What you will do>
Reproduce every record below exactly as it appears.
#####
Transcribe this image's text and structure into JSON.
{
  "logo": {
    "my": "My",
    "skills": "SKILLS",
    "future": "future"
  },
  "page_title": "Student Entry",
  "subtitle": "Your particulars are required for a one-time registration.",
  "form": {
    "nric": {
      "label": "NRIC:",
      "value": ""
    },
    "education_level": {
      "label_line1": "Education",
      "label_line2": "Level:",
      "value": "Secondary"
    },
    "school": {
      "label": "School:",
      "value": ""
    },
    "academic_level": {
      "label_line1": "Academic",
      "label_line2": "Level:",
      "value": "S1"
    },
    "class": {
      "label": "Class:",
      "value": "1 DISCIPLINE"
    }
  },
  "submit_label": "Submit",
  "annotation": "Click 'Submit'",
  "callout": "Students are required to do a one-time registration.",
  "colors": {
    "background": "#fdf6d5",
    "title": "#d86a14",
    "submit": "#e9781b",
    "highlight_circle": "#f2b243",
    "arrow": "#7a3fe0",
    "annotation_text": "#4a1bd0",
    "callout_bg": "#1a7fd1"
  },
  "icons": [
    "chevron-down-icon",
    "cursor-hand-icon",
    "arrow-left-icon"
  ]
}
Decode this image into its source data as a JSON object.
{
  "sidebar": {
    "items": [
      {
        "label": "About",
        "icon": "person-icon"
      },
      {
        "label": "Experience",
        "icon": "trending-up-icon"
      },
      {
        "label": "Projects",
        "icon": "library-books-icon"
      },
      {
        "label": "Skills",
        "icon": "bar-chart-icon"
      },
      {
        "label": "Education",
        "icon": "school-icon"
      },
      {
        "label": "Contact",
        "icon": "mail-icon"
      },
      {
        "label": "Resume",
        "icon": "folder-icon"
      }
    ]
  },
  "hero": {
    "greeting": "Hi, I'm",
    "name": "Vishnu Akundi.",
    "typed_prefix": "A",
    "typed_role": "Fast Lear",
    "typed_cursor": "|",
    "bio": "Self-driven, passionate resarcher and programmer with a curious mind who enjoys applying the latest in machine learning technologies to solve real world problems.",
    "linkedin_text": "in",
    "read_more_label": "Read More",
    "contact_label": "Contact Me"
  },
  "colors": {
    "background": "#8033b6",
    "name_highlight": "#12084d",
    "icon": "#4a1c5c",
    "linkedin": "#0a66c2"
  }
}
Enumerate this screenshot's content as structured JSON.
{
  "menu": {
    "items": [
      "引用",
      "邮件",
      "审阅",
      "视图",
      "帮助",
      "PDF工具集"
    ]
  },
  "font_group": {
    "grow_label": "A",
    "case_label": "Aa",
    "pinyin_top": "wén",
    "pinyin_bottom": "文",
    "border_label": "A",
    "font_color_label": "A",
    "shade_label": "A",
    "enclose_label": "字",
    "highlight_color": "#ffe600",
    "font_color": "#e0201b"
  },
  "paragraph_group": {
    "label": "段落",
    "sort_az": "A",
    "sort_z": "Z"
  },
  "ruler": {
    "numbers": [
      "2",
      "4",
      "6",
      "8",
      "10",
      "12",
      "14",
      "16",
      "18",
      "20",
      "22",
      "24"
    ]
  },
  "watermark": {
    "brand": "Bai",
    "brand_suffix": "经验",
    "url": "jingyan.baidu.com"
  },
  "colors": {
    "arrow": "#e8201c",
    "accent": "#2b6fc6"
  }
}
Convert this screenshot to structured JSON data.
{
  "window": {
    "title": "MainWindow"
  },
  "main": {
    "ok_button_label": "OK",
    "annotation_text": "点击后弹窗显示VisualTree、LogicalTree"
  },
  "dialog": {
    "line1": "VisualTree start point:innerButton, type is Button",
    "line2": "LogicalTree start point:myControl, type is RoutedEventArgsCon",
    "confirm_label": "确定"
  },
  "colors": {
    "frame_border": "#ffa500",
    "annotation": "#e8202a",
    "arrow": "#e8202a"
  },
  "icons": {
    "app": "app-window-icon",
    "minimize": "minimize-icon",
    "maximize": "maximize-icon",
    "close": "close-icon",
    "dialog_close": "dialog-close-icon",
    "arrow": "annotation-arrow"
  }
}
#####
Output for this task>
Transcribe this image's text and structure into JSON.
{
  "logo": {
    "my": "My",
    "skills": "SKILLS",
    "future": "future"
  },
  "page_title": "Student Entry",
  "subtitle": "Your particulars are required for a one-time registration.",
  "form": {
    "nric": {
      "label": "NRIC:",
      "value": ""
    },
    "education_level": {
      "label_line1": "Education",
      "label_line2": "Level:",
      "value": "Secondary"
    },
    "school": {
      "label": "School:",
      "value": ""
    },
    "academic_level": {
      "label_line1": "Academic",
      "label_line2": "Level:",
      "value": "S1"
    },
    "class": {
      "label": "Class:",
      "value": "1 DISCIPLINE"
    }
  },
  "submit_label": "Submit",
  "annotation": "Click 'Submit'",
  "callout": "Students are required to do a one-time registration.",
  "colors": {
    "background": "#fdf6d5",
    "title": "#d86a14",
    "submit": "#e9781b",
    "highlight_circle": "#f2b243",
    "arrow": "#7a3fe0",
    "annotation_text": "#4a1bd0",
    "callout_bg": "#1a7fd1"
  },
  "icons": [
    "chevron-down-icon",
    "cursor-hand-icon",
    "arrow-left-icon"
  ]
}
Decode this image into its source data as a JSON object.
{
  "sidebar": {
    "items": [
      {
        "label": "About",
        "icon": "person-icon"
      },
      {
        "label": "Experience",
        "icon": "trending-up-icon"
      },
      {
        "label": "Projects",
        "icon": "library-books-icon"
      },
      {
        "label": "Skills",
        "icon": "bar-chart-icon"
      },
      {
        "label": "Education",
        "icon": "school-icon"
      },
      {
        "label": "Contact",
        "icon": "mail-icon"
      },
      {
        "label": "Resume",
        "icon": "folder-icon"
      }
    ]
  },
  "hero": {
    "greeting": "Hi, I'm",
    "name": "Vishnu Akundi.",
    "typed_prefix": "A",
    "typed_role": "Fast Lear",
    "typed_cursor": "|",
    "bio": "Self-driven, passionate resarcher and programmer with a curious mind who enjoys applying the latest in machine learning technologies to solve real world problems.",
    "linkedin_text": "in",
    "read_more_label": "Read More",
    "contact_label": "Contact Me"
  },
  "colors": {
    "background": "#8033b6",
    "name_highlight": "#12084d",
    "icon": "#4a1c5c",
    "linkedin": "#0a66c2"
  }
}
Enumerate this screenshot's content as structured JSON.
{
  "menu": {
    "items": [
      "引用",
      "邮件",
      "审阅",
      "视图",
      "帮助",
      "PDF工具集"
    ]
  },
  "font_group": {
    "grow_label": "A",
    "case_label": "Aa",
    "pinyin_top": "wén",
    "pinyin_bottom": "文",
    "border_label": "A",
    "font_color_label": "A",
    "shade_label": "A",
    "enclose_label": "字",
    "highlight_color": "#ffe600",
    "font_color": "#e0201b"
  },
  "paragraph_group": {
    "label": "段落",
    "sort_az": "A",
    "sort_z": "Z"
  },
  "ruler": {
    "numbers": [
      "2",
      "4",
      "6",
      "8",
      "10",
      "12",
      "14",
      "16",
      "18",
      "20",
      "22",
      "24"
    ]
  },
  "watermark": {
    "brand": "Bai",
    "brand_suffix": "经验",
    "url": "jingyan.baidu.com"
  },
  "colors": {
    "arrow": "#e8201c",
    "accent": "#2b6fc6"
  }
}
Convert this screenshot to structured JSON data.
{
  "window": {
    "title": "MainWindow"
  },
  "main": {
    "ok_button_label": "OK",
    "annotation_text": "点击后弹窗显示VisualTree、LogicalTree"
  },
  "dialog": {
    "line1": "VisualTree start point:innerButton, type is Button",
    "line2": "LogicalTree start point:myControl, type is RoutedEventArgsCon",
    "confirm_label": "确定"
  },
  "colors": {
    "frame_border": "#ffa500",
    "annotation": "#e8202a",
    "arrow": "#e8202a"
  },
  "icons": {
    "app": "app-window-icon",
    "minimize": "minimize-icon",
    "maximize": "maximize-icon",
    "close": "close-icon",
    "dialog_close": "dialog-close-icon",
    "arrow": "annotation-arrow"
  }
}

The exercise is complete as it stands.